>>>>>

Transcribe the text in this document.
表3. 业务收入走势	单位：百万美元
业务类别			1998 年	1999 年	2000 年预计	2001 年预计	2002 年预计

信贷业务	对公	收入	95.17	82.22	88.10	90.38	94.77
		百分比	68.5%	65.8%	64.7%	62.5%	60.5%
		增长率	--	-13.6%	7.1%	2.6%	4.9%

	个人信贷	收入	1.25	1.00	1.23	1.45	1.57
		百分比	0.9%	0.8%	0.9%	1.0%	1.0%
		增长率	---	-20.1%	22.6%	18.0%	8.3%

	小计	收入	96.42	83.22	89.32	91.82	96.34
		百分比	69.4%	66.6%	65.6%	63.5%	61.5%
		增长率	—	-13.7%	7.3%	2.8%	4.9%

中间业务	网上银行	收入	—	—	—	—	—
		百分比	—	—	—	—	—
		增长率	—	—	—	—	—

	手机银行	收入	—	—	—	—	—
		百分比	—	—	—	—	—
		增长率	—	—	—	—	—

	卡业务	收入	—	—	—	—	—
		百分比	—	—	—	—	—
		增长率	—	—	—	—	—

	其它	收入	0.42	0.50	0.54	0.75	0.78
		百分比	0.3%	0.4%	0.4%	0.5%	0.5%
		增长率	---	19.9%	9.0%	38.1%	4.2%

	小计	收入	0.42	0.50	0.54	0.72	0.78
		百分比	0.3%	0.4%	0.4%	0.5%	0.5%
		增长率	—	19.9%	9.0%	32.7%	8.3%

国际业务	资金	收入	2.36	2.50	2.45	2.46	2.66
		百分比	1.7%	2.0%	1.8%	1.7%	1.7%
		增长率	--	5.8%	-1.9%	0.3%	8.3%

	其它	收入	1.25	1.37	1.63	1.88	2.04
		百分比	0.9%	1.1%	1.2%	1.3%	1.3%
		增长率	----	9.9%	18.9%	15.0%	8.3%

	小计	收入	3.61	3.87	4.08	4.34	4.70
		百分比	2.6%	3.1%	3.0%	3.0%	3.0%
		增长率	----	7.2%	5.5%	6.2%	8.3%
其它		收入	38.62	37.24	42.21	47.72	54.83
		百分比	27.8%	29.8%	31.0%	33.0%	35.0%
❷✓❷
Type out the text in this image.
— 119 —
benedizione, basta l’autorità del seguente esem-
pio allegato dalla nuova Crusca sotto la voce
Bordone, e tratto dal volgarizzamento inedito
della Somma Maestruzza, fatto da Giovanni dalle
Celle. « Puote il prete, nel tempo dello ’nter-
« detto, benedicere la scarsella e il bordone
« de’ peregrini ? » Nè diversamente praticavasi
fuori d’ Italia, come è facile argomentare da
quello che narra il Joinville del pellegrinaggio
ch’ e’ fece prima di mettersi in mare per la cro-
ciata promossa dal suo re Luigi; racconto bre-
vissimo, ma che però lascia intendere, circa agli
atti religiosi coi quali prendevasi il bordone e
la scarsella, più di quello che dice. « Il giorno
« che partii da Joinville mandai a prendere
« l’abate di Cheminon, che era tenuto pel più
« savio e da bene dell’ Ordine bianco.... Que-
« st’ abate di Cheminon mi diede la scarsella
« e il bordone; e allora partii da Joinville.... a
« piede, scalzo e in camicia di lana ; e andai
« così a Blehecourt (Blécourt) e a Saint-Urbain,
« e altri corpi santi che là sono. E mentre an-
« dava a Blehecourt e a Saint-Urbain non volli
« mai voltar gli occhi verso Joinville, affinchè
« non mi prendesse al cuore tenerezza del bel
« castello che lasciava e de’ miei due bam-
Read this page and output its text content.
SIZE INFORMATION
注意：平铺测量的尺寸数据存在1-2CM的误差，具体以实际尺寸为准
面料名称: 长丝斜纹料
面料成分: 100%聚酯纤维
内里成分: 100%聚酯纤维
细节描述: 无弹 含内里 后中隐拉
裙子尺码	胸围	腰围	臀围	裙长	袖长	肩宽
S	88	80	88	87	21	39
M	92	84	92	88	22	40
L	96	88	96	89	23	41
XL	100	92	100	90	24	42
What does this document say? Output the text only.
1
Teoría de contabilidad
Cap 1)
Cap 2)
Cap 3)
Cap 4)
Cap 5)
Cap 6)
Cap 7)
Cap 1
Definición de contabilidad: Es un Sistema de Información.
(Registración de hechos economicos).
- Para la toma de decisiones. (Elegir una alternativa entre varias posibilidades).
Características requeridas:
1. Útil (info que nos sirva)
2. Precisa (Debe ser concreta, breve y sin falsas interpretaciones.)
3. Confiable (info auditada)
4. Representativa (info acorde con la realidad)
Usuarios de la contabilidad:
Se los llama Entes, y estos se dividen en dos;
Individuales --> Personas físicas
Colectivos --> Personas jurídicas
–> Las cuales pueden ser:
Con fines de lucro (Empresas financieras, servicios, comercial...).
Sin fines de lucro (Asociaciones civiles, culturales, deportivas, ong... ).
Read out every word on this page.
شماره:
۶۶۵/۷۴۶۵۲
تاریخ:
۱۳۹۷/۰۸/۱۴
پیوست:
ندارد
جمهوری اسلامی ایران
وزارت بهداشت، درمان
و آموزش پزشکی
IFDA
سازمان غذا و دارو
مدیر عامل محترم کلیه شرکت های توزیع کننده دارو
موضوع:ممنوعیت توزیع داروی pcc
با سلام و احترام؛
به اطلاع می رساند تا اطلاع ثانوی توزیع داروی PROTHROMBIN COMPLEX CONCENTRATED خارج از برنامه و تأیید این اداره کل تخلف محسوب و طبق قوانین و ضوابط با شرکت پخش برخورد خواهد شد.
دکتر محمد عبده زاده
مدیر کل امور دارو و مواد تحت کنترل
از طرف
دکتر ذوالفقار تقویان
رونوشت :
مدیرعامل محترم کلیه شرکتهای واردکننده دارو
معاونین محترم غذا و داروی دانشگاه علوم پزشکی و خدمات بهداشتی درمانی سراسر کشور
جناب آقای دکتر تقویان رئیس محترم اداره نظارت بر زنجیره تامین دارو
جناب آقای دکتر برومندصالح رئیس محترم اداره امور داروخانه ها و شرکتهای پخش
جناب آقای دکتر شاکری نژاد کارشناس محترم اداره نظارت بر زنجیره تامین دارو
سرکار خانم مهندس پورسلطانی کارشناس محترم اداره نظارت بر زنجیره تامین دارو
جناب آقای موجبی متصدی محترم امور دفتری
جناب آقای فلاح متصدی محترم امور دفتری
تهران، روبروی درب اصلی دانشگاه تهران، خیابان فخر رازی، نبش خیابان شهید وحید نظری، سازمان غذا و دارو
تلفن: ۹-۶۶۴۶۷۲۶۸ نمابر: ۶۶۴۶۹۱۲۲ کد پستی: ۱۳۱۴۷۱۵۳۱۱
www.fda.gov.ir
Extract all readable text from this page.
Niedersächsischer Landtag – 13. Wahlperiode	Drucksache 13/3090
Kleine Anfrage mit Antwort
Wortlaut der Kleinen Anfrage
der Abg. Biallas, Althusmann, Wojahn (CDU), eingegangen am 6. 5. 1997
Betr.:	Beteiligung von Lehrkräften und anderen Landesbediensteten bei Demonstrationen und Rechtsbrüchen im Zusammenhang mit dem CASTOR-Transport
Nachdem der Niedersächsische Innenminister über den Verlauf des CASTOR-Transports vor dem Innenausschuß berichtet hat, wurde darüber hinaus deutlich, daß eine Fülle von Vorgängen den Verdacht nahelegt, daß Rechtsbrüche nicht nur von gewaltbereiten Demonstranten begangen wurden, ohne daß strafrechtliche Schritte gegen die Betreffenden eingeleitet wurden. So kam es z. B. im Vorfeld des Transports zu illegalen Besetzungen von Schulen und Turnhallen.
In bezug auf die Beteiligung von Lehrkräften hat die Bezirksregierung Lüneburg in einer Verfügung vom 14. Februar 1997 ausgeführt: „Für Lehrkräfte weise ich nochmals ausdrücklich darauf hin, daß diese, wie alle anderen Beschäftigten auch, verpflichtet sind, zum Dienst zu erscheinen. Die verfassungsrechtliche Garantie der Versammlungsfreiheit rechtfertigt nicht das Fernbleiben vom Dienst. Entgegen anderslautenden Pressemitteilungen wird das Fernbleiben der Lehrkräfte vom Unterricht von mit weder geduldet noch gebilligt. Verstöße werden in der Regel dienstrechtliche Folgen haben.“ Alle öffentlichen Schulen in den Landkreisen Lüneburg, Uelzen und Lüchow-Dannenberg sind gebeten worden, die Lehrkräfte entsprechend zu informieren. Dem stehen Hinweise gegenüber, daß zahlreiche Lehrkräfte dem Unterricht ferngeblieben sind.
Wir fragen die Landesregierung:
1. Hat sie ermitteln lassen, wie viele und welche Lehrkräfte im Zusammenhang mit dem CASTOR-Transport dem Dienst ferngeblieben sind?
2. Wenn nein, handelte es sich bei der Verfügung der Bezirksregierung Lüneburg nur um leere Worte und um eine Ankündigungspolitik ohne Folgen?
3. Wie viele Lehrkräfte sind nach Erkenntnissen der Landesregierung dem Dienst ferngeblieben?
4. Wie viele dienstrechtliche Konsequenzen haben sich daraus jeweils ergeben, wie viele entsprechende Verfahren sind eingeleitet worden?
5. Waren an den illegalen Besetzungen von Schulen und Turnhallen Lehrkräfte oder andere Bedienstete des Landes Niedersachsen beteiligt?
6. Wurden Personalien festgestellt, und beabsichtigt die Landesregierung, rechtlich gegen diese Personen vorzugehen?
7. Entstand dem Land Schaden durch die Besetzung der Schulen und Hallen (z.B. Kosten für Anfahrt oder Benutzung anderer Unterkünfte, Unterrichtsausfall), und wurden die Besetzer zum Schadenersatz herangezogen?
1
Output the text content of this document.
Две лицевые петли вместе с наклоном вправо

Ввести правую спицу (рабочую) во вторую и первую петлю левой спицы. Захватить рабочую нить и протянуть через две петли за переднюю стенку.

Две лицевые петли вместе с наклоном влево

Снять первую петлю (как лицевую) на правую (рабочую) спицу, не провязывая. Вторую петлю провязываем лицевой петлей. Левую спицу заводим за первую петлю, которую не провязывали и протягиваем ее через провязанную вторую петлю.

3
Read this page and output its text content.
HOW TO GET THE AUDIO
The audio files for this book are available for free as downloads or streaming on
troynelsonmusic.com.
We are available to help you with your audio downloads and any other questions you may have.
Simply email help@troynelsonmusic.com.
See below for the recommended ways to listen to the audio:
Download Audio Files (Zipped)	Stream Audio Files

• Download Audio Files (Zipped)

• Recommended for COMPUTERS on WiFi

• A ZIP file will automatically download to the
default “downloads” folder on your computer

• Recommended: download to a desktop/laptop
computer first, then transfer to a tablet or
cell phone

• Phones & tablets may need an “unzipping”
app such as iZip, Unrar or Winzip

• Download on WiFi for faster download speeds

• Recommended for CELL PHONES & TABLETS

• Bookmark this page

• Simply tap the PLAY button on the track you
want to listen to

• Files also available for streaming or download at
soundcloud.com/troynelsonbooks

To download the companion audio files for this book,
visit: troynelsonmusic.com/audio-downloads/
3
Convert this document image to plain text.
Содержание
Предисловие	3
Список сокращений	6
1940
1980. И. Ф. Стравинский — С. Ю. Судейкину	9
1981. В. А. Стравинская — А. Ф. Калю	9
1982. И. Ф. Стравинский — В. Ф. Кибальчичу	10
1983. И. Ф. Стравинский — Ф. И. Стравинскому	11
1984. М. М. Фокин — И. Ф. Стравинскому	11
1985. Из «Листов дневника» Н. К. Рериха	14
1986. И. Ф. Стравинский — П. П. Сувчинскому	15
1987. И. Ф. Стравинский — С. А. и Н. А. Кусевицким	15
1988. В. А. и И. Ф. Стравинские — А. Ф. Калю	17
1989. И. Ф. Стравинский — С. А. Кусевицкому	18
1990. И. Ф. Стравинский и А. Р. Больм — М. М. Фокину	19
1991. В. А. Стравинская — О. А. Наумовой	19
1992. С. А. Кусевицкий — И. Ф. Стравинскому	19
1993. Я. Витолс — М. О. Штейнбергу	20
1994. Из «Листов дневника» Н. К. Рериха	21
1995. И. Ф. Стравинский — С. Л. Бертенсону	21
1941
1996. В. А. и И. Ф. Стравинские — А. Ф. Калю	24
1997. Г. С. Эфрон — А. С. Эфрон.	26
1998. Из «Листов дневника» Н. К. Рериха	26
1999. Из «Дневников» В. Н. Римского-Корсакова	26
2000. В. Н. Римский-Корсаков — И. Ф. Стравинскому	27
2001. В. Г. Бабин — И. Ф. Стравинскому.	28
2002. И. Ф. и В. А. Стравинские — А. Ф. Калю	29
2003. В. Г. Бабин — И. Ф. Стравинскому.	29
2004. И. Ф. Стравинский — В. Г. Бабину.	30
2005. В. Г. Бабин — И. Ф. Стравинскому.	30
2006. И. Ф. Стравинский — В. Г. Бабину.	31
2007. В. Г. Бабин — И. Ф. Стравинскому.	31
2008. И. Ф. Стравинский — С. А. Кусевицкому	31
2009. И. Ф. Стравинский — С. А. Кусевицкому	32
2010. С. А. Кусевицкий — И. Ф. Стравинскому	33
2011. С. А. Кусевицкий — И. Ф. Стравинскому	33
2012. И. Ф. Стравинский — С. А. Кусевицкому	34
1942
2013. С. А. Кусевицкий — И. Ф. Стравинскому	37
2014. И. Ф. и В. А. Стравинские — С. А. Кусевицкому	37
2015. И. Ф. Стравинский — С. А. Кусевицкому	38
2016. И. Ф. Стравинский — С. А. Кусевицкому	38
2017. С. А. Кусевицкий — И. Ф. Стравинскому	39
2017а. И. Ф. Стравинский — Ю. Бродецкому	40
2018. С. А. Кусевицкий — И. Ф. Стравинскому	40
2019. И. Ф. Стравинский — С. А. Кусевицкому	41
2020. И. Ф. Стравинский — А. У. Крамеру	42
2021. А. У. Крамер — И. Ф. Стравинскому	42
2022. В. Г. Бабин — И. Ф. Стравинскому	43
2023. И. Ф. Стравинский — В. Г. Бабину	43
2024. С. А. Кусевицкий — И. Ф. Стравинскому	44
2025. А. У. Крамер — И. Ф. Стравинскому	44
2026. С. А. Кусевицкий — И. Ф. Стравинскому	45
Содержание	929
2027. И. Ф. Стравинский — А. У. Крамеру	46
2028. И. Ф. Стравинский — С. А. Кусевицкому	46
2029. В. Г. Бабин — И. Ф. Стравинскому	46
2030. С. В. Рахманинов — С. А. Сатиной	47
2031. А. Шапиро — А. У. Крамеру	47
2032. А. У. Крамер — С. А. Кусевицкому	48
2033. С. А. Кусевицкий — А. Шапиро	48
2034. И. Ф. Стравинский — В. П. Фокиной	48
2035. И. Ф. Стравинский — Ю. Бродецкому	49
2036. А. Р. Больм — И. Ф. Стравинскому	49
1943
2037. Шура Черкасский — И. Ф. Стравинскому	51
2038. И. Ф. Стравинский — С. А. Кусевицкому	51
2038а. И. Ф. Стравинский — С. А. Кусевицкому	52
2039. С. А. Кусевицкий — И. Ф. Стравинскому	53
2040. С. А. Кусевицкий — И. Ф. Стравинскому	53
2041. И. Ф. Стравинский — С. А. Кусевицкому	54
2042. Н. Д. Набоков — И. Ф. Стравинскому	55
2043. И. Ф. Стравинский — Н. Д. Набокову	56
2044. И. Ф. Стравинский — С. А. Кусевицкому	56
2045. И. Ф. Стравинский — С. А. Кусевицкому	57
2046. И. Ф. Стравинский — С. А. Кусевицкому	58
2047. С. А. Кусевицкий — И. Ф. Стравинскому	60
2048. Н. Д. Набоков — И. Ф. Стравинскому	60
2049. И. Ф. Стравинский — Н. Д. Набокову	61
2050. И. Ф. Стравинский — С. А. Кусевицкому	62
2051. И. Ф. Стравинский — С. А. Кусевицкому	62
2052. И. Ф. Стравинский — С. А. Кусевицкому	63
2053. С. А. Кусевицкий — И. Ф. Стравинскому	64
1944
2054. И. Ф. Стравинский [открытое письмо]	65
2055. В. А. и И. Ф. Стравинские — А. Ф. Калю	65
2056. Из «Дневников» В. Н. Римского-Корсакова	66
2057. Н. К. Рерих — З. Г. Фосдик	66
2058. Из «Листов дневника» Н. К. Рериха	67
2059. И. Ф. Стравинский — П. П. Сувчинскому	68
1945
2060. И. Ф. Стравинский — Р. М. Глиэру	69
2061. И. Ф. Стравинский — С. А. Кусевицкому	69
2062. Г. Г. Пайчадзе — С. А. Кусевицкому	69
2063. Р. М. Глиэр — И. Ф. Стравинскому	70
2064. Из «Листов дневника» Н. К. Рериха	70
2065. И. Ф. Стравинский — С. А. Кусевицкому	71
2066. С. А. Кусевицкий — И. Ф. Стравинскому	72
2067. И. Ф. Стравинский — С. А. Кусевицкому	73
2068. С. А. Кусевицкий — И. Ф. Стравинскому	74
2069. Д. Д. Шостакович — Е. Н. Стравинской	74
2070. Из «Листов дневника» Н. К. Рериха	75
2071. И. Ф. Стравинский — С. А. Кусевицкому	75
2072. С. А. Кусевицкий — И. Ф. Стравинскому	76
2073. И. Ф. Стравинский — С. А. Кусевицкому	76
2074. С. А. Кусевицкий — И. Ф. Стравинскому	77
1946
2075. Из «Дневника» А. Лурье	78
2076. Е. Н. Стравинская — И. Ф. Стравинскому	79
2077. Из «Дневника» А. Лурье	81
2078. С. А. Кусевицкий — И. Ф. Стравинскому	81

<<<<<

EXERCISE OBJECTIVE: Using the listing above, pull out all lines that hold the word "نظارت".

EXERCISE RESULT:
جناب آقای دکتر تقویان رئیس محترم اداره نظارت بر زنجیره تامین دارو
جناب آقای دکتر شاکری نژاد کارشناس محترم اداره نظارت بر زنجیره تامین دارو
سرکار خانم مهندس پورسلطانی کارشناس محترم اداره نظارت بر زنجیره تامین دارو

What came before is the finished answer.